§ PROVIDED MATERIAL:
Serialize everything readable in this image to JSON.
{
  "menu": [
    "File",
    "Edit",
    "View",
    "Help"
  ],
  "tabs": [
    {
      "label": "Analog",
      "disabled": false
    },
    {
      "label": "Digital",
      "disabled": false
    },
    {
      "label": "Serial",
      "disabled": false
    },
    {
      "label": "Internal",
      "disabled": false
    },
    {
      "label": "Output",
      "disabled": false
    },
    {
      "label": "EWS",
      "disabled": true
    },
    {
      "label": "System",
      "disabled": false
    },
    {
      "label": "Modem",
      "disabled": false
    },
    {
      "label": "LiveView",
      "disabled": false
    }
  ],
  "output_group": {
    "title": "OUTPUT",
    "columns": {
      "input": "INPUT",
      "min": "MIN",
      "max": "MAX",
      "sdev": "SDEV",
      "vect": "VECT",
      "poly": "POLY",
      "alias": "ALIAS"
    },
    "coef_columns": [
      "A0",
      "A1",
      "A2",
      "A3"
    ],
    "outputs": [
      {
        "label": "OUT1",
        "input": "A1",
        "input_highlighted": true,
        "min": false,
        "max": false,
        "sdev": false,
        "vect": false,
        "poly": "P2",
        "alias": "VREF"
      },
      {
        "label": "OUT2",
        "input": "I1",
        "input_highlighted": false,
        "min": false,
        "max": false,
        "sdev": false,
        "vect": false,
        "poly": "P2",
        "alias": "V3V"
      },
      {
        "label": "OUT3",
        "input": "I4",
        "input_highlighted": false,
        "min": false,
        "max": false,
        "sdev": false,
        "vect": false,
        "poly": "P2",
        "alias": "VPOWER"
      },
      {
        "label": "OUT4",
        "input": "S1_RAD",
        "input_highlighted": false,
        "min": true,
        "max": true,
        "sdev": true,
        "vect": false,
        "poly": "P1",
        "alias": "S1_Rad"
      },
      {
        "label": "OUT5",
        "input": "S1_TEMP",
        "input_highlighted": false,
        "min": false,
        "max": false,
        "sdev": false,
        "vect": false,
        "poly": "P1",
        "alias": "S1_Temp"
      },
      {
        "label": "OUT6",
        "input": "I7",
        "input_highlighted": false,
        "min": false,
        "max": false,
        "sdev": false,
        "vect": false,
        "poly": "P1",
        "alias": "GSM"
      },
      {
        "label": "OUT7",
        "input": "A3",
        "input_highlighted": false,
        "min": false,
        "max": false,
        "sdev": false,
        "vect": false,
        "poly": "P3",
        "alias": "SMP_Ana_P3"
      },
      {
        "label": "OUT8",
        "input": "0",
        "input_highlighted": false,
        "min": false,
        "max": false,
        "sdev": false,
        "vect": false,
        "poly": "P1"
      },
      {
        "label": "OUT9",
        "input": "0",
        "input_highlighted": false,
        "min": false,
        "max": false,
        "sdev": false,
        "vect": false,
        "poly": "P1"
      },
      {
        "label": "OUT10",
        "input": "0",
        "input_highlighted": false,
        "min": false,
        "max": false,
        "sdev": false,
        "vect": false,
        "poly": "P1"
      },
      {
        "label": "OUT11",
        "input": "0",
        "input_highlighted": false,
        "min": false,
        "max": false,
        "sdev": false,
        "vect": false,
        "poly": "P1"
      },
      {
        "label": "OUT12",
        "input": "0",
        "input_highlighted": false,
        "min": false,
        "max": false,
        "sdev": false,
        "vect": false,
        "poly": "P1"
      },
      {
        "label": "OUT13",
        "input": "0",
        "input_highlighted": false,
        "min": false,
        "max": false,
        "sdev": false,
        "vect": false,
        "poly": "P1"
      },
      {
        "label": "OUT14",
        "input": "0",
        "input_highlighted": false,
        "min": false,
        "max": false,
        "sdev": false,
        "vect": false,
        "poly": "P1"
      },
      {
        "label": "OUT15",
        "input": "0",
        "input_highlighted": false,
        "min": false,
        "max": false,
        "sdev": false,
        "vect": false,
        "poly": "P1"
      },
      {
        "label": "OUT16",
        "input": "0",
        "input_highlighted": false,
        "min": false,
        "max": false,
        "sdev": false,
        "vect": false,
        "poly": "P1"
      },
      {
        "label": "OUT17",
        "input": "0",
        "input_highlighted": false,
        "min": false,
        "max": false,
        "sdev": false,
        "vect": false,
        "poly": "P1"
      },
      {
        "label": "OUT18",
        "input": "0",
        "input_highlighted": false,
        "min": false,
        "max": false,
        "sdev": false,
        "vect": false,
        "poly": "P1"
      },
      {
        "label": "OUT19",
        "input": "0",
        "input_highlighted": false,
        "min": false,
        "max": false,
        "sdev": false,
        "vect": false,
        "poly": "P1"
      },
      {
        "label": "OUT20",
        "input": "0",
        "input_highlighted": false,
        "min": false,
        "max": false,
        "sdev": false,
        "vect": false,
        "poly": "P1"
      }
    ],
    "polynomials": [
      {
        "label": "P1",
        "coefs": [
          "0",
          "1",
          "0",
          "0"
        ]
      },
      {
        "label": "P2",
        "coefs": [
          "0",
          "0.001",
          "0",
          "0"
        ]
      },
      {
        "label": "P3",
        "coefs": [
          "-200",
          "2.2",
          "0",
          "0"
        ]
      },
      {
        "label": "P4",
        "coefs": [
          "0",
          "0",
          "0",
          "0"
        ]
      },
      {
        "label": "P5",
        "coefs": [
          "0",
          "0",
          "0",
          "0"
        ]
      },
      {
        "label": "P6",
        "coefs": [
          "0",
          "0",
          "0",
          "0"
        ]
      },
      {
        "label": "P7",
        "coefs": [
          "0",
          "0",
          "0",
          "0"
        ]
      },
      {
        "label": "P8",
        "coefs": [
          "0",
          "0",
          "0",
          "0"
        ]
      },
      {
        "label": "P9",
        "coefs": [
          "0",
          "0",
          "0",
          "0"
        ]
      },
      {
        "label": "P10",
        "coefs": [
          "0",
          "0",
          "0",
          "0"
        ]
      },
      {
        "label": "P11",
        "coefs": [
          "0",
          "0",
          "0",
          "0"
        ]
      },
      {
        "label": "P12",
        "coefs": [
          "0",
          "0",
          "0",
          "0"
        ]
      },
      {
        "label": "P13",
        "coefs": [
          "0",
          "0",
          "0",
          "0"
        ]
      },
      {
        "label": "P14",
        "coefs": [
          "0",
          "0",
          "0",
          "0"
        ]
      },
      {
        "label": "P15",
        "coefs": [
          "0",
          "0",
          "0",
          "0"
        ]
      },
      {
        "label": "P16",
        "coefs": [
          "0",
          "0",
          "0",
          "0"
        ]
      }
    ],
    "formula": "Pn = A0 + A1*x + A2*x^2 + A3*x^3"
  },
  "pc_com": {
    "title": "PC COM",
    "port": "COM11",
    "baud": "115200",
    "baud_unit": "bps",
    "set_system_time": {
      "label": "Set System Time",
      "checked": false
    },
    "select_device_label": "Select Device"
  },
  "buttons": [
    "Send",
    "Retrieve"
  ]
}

§ OBJECTIVE:
Reproduce the records in full, exactly as written.

§ CORRECT ANSWER:
Serialize everything readable in this image to JSON.
{
  "menu": [
    "File",
    "Edit",
    "View",
    "Help"
  ],
  "tabs": [
    {
      "label": "Analog",
      "disabled": false
    },
    {
      "label": "Digital",
      "disabled": false
    },
    {
      "label": "Serial",
      "disabled": false
    },
    {
      "label": "Internal",
      "disabled": false
    },
    {
      "label": "Output",
      "disabled": false
    },
    {
      "label": "EWS",
      "disabled": true
    },
    {
      "label": "System",
      "disabled": false
    },
    {
      "label": "Modem",
      "disabled": false
    },
    {
      "label": "LiveView",
      "disabled": false
    }
  ],
  "output_group": {
    "title": "OUTPUT",
    "columns": {
      "input": "INPUT",
      "min": "MIN",
      "max": "MAX",
      "sdev": "SDEV",
      "vect": "VECT",
      "poly": "POLY",
      "alias": "ALIAS"
    },
    "coef_columns": [
      "A0",
      "A1",
      "A2",
      "A3"
    ],
    "outputs": [
      {
        "label": "OUT1",
        "input": "A1",
        "input_highlighted": true,
        "min": false,
        "max": false,
        "sdev": false,
        "vect": false,
        "poly": "P2",
        "alias": "VREF"
      },
      {
        "label": "OUT2",
        "input": "I1",
        "input_highlighted": false,
        "min": false,
        "max": false,
        "sdev": false,
        "vect": false,
        "poly": "P2",
        "alias": "V3V"
      },
      {
        "label": "OUT3",
        "input": "I4",
        "input_highlighted": false,
        "min": false,
        "max": false,
        "sdev": false,
        "vect": false,
        "poly": "P2",
        "alias": "VPOWER"
      },
      {
        "label": "OUT4",
        "input": "S1_RAD",
        "input_highlighted": false,
        "min": true,
        "max": true,
        "sdev": true,
        "vect": false,
        "poly": "P1",
        "alias": "S1_Rad"
      },
      {
        "label": "OUT5",
        "input": "S1_TEMP",
        "input_highlighted": false,
        "min": false,
        "max": false,
        "sdev": false,
        "vect": false,
        "poly": "P1",
        "alias": "S1_Temp"
      },
      {
        "label": "OUT6",
        "input": "I7",
        "input_highlighted": false,
        "min": false,
        "max": false,
        "sdev": false,
        "vect": false,
        "poly": "P1",
        "alias": "GSM"
      },
      {
        "label": "OUT7",
        "input": "A3",
        "input_highlighted": false,
        "min": false,
        "max": false,
        "sdev": false,
        "vect": false,
        "poly": "P3",
        "alias": "SMP_Ana_P3"
      },
      {
        "label": "OUT8",
        "input": "0",
        "input_highlighted": false,
        "min": false,
        "max": false,
        "sdev": false,
        "vect": false,
        "poly": "P1"
      },
      {
        "label": "OUT9",
        "input": "0",
        "input_highlighted": false,
        "min": false,
        "max": false,
        "sdev": false,
        "vect": false,
        "poly": "P1"
      },
      {
        "label": "OUT10",
        "input": "0",
        "input_highlighted": false,
        "min": false,
        "max": false,
        "sdev": false,
        "vect": false,
        "poly": "P1"
      },
      {
        "label": "OUT11",
        "input": "0",
        "input_highlighted": false,
        "min": false,
        "max": false,
        "sdev": false,
        "vect": false,
        "poly": "P1"
      },
      {
        "label": "OUT12",
        "input": "0",
        "input_highlighted": false,
        "min": false,
        "max": false,
        "sdev": false,
        "vect": false,
        "poly": "P1"
      },
      {
        "label": "OUT13",
        "input": "0",
        "input_highlighted": false,
        "min": false,
        "max": false,
        "sdev": false,
        "vect": false,
        "poly": "P1"
      },
      {
        "label": "OUT14",
        "input": "0",
        "input_highlighted": false,
        "min": false,
        "max": false,
        "sdev": false,
        "vect": false,
        "poly": "P1"
      },
      {
        "label": "OUT15",
        "input": "0",
        "input_highlighted": false,
        "min": false,
        "max": false,
        "sdev": false,
        "vect": false,
        "poly": "P1"
      },
      {
        "label": "OUT16",
        "input": "0",
        "input_highlighted": false,
        "min": false,
        "max": false,
        "sdev": false,
        "vect": false,
        "poly": "P1"
      },
      {
        "label": "OUT17",
        "input": "0",
        "input_highlighted": false,
        "min": false,
        "max": false,
        "sdev": false,
        "vect": false,
        "poly": "P1"
      },
      {
        "label": "OUT18",
        "input": "0",
        "input_highlighted": false,
        "min": false,
        "max": false,
        "sdev": false,
        "vect": false,
        "poly": "P1"
      },
      {
        "label": "OUT19",
        "input": "0",
        "input_highlighted": false,
        "min": false,
        "max": false,
        "sdev": false,
        "vect": false,
        "poly": "P1"
      },
      {
        "label": "OUT20",
        "input": "0",
        "input_highlighted": false,
        "min": false,
        "max": false,
        "sdev": false,
        "vect": false,
        "poly": "P1"
      }
    ],
    "polynomials": [
      {
        "label": "P1",
        "coefs": [
          "0",
          "1",
          "0",
          "0"
        ]
      },
      {
        "label": "P2",
        "coefs": [
          "0",
          "0.001",
          "0",
          "0"
        ]
      },
      {
        "label": "P3",
        "coefs": [
          "-200",
          "2.2",
          "0",
          "0"
        ]
      },
      {
        "label": "P4",
        "coefs": [
          "0",
          "0",
          "0",
          "0"
        ]
      },
      {
        "label": "P5",
        "coefs": [
          "0",
          "0",
          "0",
          "0"
        ]
      },
      {
        "label": "P6",
        "coefs": [
          "0",
          "0",
          "0",
          "0"
        ]
      },
      {
        "label": "P7",
        "coefs": [
          "0",
          "0",
          "0",
          "0"
        ]
      },
      {
        "label": "P8",
        "coefs": [
          "0",
          "0",
          "0",
          "0"
        ]
      },
      {
        "label": "P9",
        "coefs": [
          "0",
          "0",
          "0",
          "0"
        ]
      },
      {
        "label": "P10",
        "coefs": [
          "0",
          "0",
          "0",
          "0"
        ]
      },
      {
        "label": "P11",
        "coefs": [
          "0",
          "0",
          "0",
          "0"
        ]
      },
      {
        "label": "P12",
        "coefs": [
          "0",
          "0",
          "0",
          "0"
        ]
      },
      {
        "label": "P13",
        "coefs": [
          "0",
          "0",
          "0",
          "0"
        ]
      },
      {
        "label": "P14",
        "coefs": [
          "0",
          "0",
          "0",
          "0"
        ]
      },
      {
        "label": "P15",
        "coefs": [
          "0",
          "0",
          "0",
          "0"
        ]
      },
      {
        "label": "P16",
        "coefs": [
          "0",
          "0",
          "0",
          "0"
        ]
      }
    ],
    "formula": "Pn = A0 + A1*x + A2*x^2 + A3*x^3"
  },
  "pc_com": {
    "title": "PC COM",
    "port": "COM11",
    "baud": "115200",
    "baud_unit": "bps",
    "set_system_time": {
      "label": "Set System Time",
      "checked": false
    },
    "select_device_label": "Select Device"
  },
  "buttons": [
    "Send",
    "Retrieve"
  ]
}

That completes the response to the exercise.